> **DIRECTIVE 1**
Pull out every line of the records that contains the string "present", with case counting.

> **SOURCE EXTRACT**
┄┄┄┄┄┄┄┄┄┄

3D Printing a Small-Block V8 Engine | PART 1

Article by Eissa Ahmad updated March 26, 2018


GM’s LS3 Engine is part of the company’s vast family of small-block V8’s. It was used in the Corvette for 5 years (from 2008 to 2013) and in the Camaro SS for another 5 years (from 2010 to 2015). The LS3 is an updated version of the LS2 casting, but with bigger bores and a 10.7:1 compression ratio. the camshaft is a more aggressive 0.551″ lift, and the overall displacement is over 6.1L.

Traditional small-block V8’s have a certain sonic characteristic to them that sounds guttural and off-balance. The sound is raw and distinct, as the pistons fire at offset intervals, which rattles the block a lot more.

I’ve always wanted a V8 engine, but rather than spending over $7000 for one, I figured I’d 3D print one. The project was exciting, time consuming, but in the end, totally worth it. These next few blogs will be a part-by-part account of the entire project from start to finish. At the end of each part, I’ll include a “Tips n’ Tricks” section where I cover some important bits of information pertaining to the topics discussed in the segment.

Let’s get started.

The 3D Models

I think of myself as “pretty proficient” at 3D modelling and designing. However, I knew that modelling an engine assembly from scratch was going to take an unreasonable amount of time. I searched online and found what could arguably be the best 3D model of an LS3 engine I’ve seen to date. Eric Harrell (AKA “ericthepoolboy“) has working models of a Chevy LS3, a Subaru EJ20, a Ford flat head V8, and a Toyota 22RE 4-cylinder engine. You can find all of his designs on Thingiverse.

3D Printed LS3 Engine, courtesy of Eric Harrell.

3D Printed LS3 Engine, courtesy of Eric Harrell.

Eric’s design files include the block, cylinders, headers, valve covers, crankshaft and camshaft assemblies, as well as rocker arms and valves. The parts are extremely detailed have been designed for easy fastening, with pre-cut holes and bores for M3-sized screws. The entire engine – once assembled – moves freely, with integrated bearing sockets for the crankshaft and camshaft. A DC motor is attached to a mounting point that connects the motor to the flywheel, meaning the entire thing will run on its own once powered.

Looking at his final design a little closer, I noticed he was powering the DC motor directly from the wall, so the pistons were “firing” at the same speed. I wanted to demonstrate something a little more dynamic, so I planned out a design for a gas pedal (which I will discuss in a later post). The pedal would act as a potentiometer that would regulate the speed of the pistons.

Once the 3D models were all downloaded, it was time to get printing.

The Print Jobs

Printing all of these parts was a lot of fun. I had three printers at my disposal, the Fortus 450mc, the 250mc, and the Stratasys F170, part of the Stratasys F123 Series. These three printers, though different in both age and capability, extruded the parts in incredible detail with no hiccups or setbacks. I didn’t have a pre-determined plan on which printer would print which parts, so I organised a print schedule based on what colour options I had access to. I had more colour choices for the 250mc (such as orange, yellow, and grey), so I used it a lot more than I did the F170 and 450mc. I tried to stick with a double-density sparse infill for most of the parts, as it was good balance between material efficiency and part strength. This wasn’t the case for all parts, as they varied in size and complexity (I explain a little more about this in the Tips n’ Tricks section at the end).

┄┄┄┄┄┄┄┄┄┄

> **GIVEN INFORMATION**
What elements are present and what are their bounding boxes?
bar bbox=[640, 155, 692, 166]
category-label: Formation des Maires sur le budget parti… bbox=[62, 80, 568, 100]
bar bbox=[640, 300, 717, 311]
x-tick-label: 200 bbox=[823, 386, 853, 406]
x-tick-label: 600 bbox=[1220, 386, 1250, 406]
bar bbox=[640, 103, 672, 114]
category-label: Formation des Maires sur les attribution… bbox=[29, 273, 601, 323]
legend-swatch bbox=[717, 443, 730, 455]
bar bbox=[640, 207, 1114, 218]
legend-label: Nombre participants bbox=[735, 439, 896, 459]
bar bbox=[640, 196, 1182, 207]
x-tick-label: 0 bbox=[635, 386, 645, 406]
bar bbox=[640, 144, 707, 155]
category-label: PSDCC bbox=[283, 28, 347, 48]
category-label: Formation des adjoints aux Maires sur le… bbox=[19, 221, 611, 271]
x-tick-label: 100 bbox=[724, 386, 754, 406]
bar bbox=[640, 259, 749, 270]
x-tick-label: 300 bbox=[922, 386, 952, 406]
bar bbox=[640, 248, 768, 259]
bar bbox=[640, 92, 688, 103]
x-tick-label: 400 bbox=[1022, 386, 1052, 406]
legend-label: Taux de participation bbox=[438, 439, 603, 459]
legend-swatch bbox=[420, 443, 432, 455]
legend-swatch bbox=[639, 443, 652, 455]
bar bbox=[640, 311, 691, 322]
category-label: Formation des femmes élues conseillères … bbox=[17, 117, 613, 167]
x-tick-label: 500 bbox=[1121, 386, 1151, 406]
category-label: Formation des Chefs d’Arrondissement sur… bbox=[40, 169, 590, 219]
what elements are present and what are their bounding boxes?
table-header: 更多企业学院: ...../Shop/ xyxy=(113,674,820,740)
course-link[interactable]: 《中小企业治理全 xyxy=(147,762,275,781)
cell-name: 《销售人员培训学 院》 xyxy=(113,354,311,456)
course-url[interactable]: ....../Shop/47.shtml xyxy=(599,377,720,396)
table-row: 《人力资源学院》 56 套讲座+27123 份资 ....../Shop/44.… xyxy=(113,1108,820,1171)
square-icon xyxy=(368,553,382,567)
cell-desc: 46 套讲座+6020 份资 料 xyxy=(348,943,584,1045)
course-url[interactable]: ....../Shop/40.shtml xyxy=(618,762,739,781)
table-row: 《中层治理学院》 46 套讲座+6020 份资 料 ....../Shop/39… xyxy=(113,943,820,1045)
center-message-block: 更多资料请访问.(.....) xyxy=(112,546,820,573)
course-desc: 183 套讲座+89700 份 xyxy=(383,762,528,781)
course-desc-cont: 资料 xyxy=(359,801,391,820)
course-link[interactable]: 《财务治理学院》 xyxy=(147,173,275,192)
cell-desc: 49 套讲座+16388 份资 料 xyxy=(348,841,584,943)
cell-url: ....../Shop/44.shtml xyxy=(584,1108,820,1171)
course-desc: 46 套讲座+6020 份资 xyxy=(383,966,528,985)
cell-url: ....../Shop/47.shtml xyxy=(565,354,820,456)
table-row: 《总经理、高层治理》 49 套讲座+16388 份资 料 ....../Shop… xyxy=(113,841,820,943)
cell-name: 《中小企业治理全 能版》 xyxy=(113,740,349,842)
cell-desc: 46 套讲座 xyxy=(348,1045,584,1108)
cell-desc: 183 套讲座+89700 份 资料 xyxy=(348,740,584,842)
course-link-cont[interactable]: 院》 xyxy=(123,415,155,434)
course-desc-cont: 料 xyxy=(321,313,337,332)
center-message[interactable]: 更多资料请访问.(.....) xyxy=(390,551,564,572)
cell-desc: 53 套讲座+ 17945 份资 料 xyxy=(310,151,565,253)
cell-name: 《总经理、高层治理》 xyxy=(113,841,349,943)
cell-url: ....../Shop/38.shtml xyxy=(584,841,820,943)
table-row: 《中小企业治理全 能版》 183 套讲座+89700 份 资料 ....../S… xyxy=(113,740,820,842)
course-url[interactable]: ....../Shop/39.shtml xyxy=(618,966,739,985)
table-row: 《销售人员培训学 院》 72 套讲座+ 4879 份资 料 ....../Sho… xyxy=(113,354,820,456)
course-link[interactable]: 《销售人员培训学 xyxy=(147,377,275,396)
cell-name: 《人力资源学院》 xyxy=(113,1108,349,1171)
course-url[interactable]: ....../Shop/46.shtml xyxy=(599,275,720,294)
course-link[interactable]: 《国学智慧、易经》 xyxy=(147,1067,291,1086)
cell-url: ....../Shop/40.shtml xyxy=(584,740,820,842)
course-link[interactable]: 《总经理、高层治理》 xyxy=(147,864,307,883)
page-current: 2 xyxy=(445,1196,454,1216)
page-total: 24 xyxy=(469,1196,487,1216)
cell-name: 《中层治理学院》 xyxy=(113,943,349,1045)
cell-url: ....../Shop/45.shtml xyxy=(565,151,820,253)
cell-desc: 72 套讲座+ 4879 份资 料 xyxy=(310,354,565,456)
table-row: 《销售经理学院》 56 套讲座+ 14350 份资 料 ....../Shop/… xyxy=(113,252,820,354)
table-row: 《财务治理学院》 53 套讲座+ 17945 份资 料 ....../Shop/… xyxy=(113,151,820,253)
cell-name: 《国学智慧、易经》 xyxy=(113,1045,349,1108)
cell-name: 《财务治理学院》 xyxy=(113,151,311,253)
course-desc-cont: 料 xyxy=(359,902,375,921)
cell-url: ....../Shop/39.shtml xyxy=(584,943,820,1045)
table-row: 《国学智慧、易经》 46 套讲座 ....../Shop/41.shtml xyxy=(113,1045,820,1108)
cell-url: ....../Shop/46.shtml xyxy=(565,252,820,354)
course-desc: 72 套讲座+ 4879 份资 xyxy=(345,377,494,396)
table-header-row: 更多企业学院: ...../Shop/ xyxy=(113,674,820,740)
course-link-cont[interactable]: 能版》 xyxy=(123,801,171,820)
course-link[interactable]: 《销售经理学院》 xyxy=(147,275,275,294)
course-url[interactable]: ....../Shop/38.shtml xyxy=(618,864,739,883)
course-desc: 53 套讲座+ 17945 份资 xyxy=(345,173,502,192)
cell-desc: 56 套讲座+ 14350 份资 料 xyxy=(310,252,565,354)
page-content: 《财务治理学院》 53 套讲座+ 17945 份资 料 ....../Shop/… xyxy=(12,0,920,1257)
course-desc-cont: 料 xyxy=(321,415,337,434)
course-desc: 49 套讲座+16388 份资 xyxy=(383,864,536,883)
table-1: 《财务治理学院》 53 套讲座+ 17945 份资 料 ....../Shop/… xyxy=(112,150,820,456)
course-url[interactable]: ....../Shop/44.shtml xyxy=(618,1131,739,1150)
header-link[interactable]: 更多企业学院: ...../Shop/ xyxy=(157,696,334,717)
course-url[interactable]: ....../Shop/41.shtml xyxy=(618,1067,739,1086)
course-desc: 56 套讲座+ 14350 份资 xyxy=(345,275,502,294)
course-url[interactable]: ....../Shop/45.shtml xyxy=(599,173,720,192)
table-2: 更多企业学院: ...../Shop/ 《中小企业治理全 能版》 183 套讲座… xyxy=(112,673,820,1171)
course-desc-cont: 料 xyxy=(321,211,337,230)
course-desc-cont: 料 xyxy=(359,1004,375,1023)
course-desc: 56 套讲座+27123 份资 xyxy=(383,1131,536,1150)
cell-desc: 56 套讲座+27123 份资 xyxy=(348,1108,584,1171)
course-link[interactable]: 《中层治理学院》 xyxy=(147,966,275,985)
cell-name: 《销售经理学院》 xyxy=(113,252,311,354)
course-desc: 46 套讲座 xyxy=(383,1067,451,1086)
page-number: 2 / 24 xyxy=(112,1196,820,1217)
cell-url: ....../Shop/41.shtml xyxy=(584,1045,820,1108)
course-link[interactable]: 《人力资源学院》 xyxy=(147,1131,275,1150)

┄┄┄┄┄┄┄┄┄┄

> **DIRECTIVE 2**
In the engine printing article, which printer got the most use?

> **FINAL ANSWER 1**
What elements are present and what are their bounding boxes?
what elements are present and what are their bounding boxes?

> **FINAL ANSWER 2**
The 250mc.